◆ PROBLEM:
In the entries, find all lines that hold the word "informática" and copy them.
↓↓↓
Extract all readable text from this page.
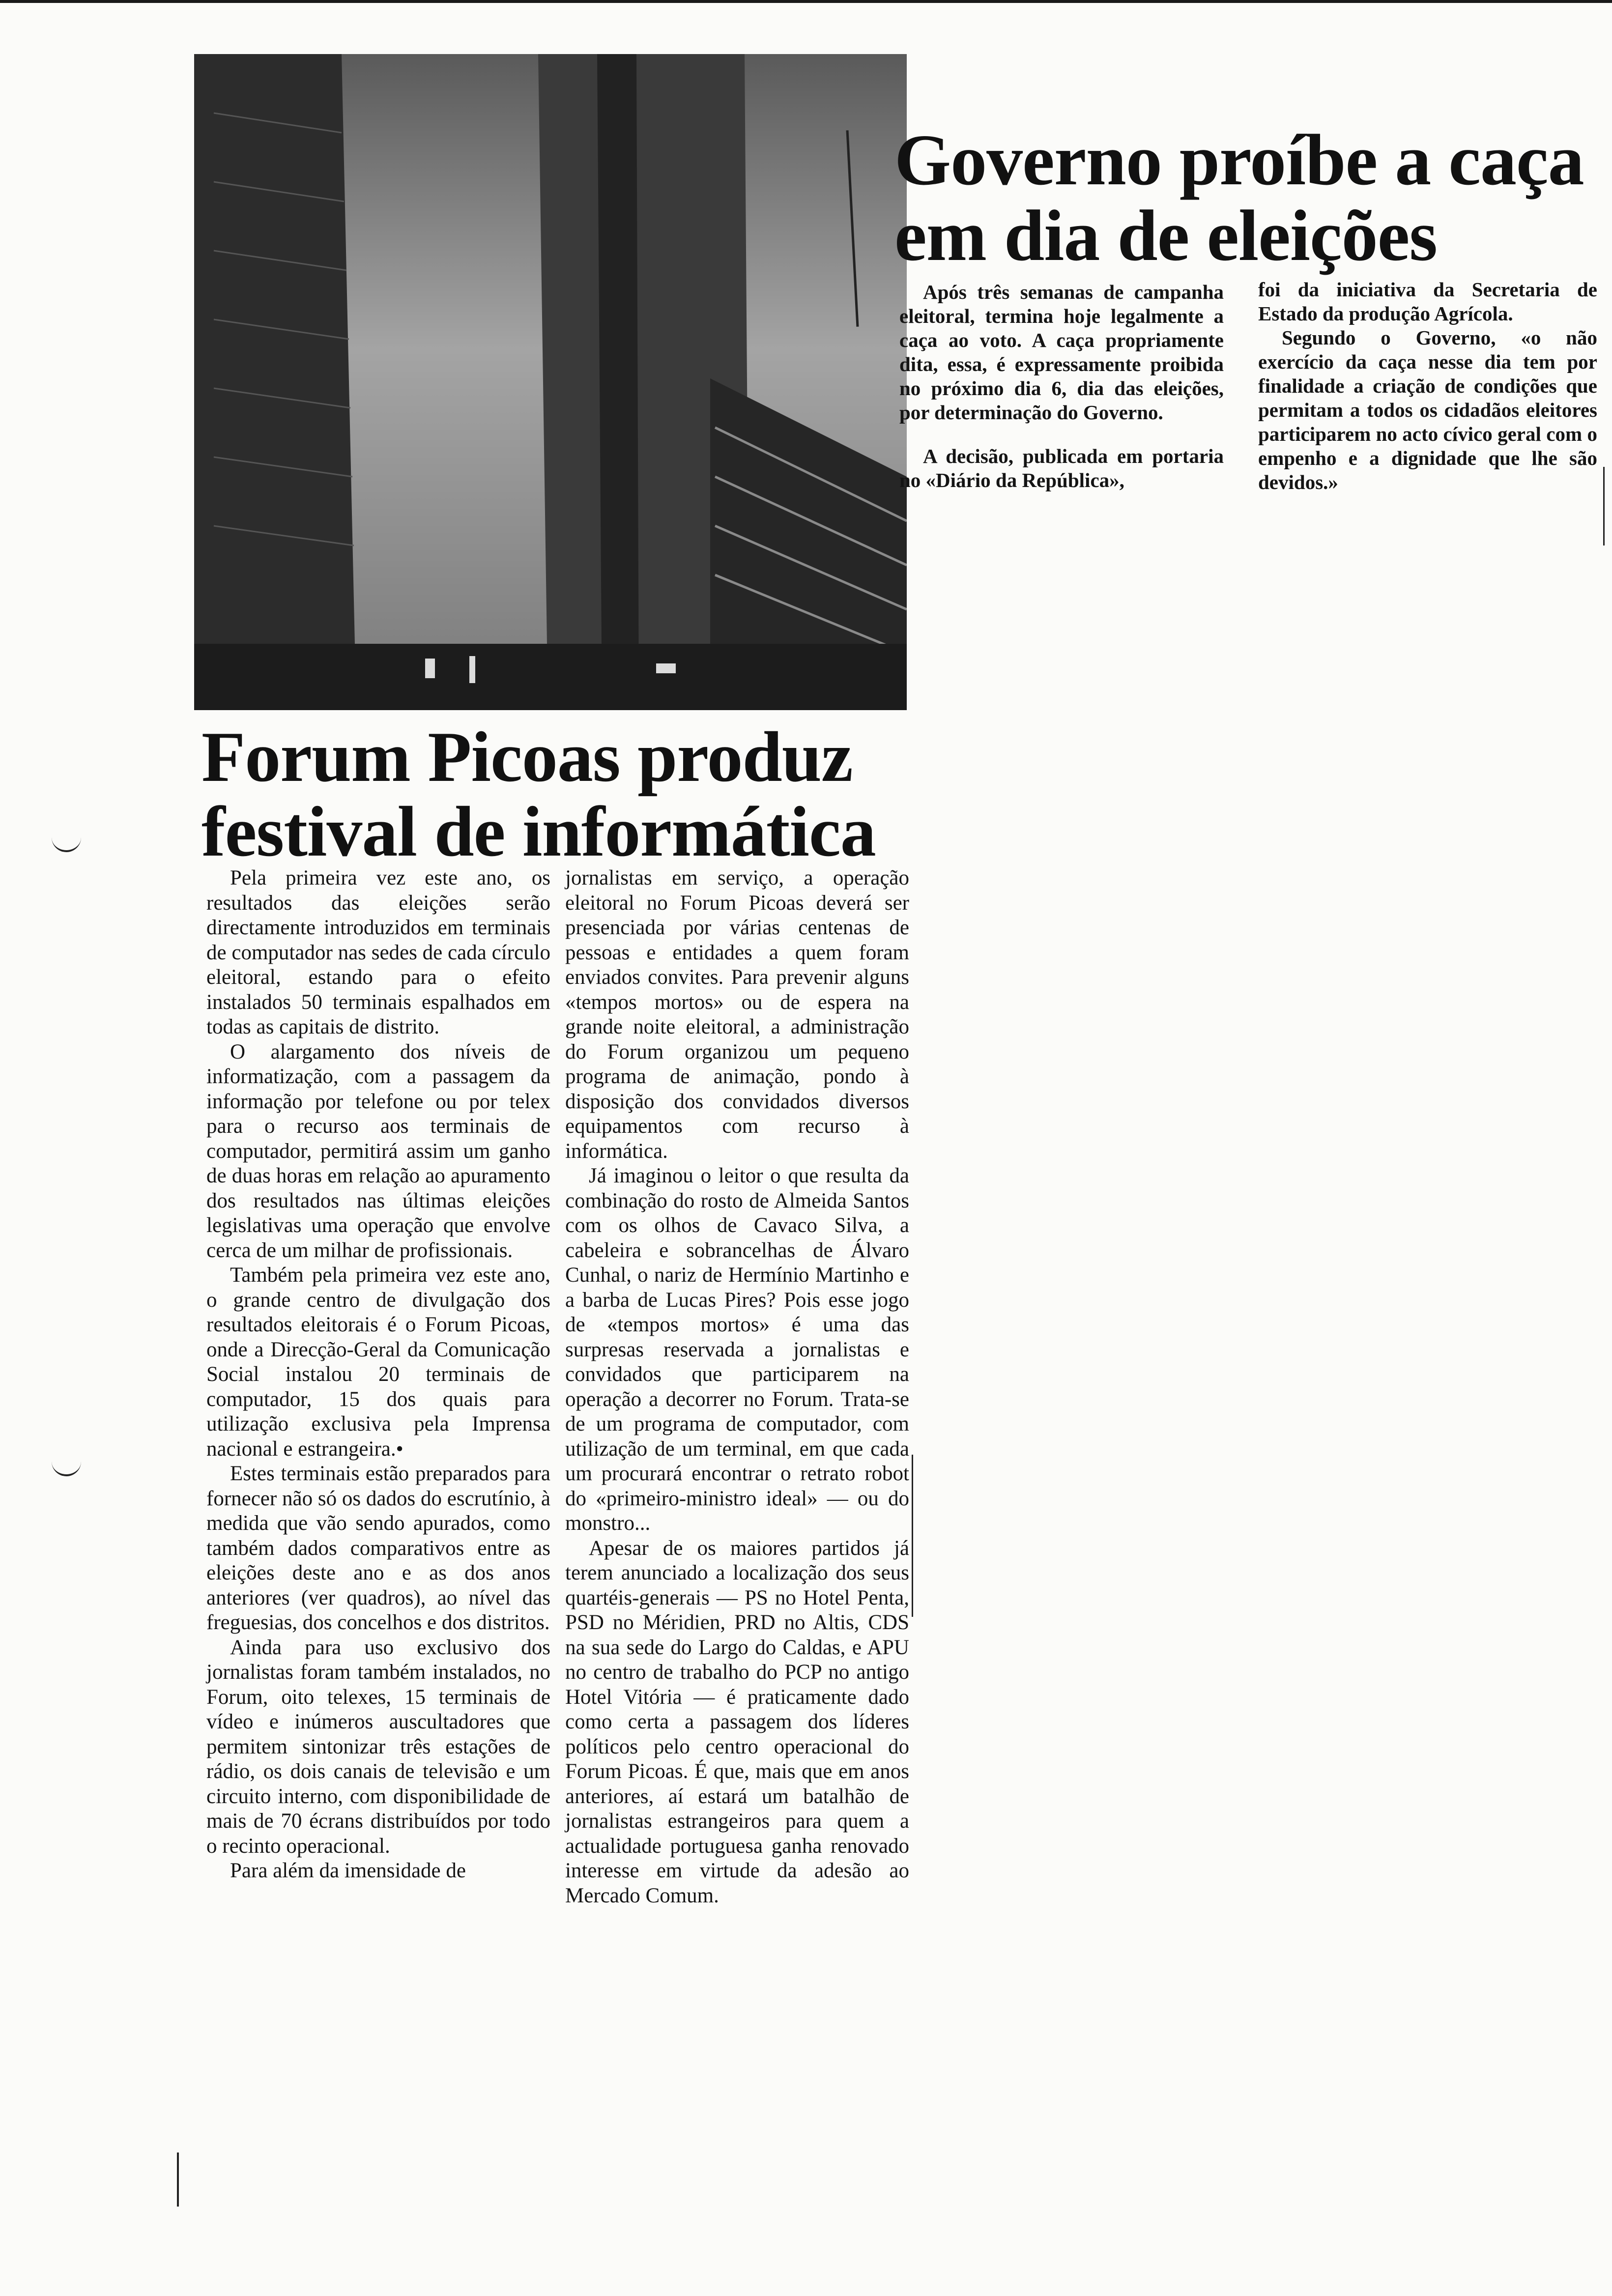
Governo proíbe a caça em dia de eleições

Após três semanas de campanha eleitoral, termina hoje legalmente a caça ao voto. A caça propriamente dita, essa, é expressamente proibida no próximo dia 6, dia das eleições, por determinação do Governo.

A decisão, publicada em portaria no «Diário da República»,

foi da iniciativa da Secretaria de Estado da produção Agrícola.

Segundo o Governo, «o não exercício da caça nesse dia tem por finalidade a criação de condições que permitam a todos os cidadãos eleitores participarem no acto cívico geral com o empenho e a dignidade que lhe são devidos.»

Forum Picoas produz festival de informática

Pela primeira vez este ano, os resultados das eleições serão directamente introduzidos em terminais de computador nas sedes de cada círculo eleitoral, estando para o efeito instalados 50 terminais espalhados em todas as capitais de distrito.

O alargamento dos níveis de informatização, com a passagem da informação por telefone ou por telex para o recurso aos terminais de computador, permitirá assim um ganho de duas horas em relação ao apuramento dos resultados nas últimas eleições legislativas uma operação que envolve cerca de um milhar de profissionais.

Também pela primeira vez este ano, o grande centro de divulgação dos resultados eleitorais é o Forum Picoas, onde a Direcção-Geral da Comunicação Social instalou 20 terminais de computador, 15 dos quais para utilização exclusiva pela Imprensa nacional e estrangeira.•

Estes terminais estão preparados para fornecer não só os dados do escrutínio, à medida que vão sendo apurados, como também dados comparativos entre as eleições deste ano e as dos anos anteriores (ver quadros), ao nível das freguesias, dos concelhos e dos distritos.

Ainda para uso exclusivo dos jornalistas foram também instalados, no Forum, oito telexes, 15 terminais de vídeo e inúmeros auscultadores que permitem sintonizar três estações de rádio, os dois canais de televisão e um circuito interno, com disponibilidade de mais de 70 écrans distribuídos por todo o recinto operacional.

Para além da imensidade de

jornalistas em serviço, a operação eleitoral no Forum Picoas deverá ser presenciada por várias centenas de pessoas e entidades a quem foram enviados convites. Para prevenir alguns «tempos mortos» ou de espera na grande noite eleitoral, a administração do Forum organizou um pequeno programa de animação, pondo à disposição dos convidados diversos equipamentos com recurso à informática.

Já imaginou o leitor o que resulta da combinação do rosto de Almeida Santos com os olhos de Cavaco Silva, a cabeleira e sobrancelhas de Álvaro Cunhal, o nariz de Hermínio Martinho e a barba de Lucas Pires? Pois esse jogo de «tempos mortos» é uma das surpresas reservada a jornalistas e convidados que participarem na operação a decorrer no Forum. Trata-se de um programa de computador, com utilização de um terminal, em que cada um procurará encontrar o retrato robot do «primeiro-ministro ideal» — ou do monstro...

Apesar de os maiores partidos já terem anunciado a localização dos seus quartéis-generais — PS no Hotel Penta, PSD no Méridien, PRD no Altis, CDS na sua sede do Largo do Caldas, e APU no centro de trabalho do PCP no antigo Hotel Vitória — é praticamente dado como certa a passagem dos líderes políticos pelo centro operacional do Forum Picoas. É que, mais que em anos anteriores, aí estará um batalhão de jornalistas estrangeiros para quem a actualidade portuguesa ganha renovado interesse em virtude da adesão ao Mercado Comum.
↑↑↑
◆ EXERCISE RESPONSE:
Forum Picoas produz festival de informática
jornalistas em serviço, a operação eleitoral no Forum Picoas deverá ser presenciada por várias centenas de pessoas e entidades a quem foram enviados convites. Para prevenir alguns «tempos mortos» ou de espera na grande noite eleitoral, a administração do Forum organizou um pequeno programa de animação, pondo à disposição dos convidados diversos equipamentos com recurso à informática.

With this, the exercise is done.